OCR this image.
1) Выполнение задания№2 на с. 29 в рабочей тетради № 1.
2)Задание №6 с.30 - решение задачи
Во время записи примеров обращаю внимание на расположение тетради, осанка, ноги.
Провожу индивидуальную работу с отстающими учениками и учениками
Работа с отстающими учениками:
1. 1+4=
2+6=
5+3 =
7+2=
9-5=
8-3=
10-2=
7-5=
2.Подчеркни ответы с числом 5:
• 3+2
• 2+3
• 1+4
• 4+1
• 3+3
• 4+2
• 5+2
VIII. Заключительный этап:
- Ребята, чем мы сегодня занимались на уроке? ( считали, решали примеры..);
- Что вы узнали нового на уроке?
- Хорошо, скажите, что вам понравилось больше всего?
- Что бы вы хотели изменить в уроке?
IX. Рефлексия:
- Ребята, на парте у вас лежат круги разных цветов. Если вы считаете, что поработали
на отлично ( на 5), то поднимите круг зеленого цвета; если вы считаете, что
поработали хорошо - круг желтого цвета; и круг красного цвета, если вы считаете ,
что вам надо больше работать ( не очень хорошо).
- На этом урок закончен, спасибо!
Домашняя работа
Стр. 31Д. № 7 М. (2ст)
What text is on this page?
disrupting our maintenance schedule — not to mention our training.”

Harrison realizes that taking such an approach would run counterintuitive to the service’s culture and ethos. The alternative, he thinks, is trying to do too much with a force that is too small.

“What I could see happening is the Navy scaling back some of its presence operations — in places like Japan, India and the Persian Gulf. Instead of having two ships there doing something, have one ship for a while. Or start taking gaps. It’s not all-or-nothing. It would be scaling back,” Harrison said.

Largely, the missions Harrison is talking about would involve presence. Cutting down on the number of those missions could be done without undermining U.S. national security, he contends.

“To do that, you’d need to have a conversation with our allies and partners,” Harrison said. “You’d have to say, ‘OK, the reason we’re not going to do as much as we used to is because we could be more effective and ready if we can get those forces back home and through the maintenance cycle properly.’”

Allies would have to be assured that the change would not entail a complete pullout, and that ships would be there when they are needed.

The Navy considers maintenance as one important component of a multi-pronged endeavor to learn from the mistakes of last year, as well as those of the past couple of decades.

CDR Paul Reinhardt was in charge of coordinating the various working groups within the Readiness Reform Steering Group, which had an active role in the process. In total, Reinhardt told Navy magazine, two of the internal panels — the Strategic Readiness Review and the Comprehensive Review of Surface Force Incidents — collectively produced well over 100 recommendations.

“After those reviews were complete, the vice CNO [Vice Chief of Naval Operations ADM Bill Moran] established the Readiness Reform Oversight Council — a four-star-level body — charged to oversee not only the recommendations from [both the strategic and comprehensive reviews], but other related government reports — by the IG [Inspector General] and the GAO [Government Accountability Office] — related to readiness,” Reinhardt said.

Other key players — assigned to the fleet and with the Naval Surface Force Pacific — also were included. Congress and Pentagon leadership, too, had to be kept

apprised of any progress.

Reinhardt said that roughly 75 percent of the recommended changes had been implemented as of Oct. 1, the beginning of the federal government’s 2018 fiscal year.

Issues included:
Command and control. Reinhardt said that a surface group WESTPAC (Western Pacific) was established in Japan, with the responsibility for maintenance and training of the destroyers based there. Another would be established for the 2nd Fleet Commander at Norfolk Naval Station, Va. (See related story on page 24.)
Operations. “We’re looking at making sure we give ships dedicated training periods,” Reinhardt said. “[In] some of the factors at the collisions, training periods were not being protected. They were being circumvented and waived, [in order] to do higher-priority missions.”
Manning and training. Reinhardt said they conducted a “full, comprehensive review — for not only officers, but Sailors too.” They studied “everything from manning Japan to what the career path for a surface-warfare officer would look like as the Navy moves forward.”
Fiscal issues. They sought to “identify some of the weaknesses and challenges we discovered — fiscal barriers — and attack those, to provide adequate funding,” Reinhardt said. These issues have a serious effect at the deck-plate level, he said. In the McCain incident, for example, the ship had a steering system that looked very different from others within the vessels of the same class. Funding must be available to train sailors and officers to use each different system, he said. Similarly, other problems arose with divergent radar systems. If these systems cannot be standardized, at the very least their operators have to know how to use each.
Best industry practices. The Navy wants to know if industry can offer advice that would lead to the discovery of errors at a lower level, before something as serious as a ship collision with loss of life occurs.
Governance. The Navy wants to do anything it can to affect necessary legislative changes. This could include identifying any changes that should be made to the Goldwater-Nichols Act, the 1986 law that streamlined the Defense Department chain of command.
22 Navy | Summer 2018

■ ■ ■ ■ ■

> PROBLEM STATEMENT:
Show every line of the listing in which the string "отстающими" can be found.

> RESULT OF THE EXERCISE:
Провожу индивидуальную работу с отстающими учениками и учениками
Работа с отстающими учениками:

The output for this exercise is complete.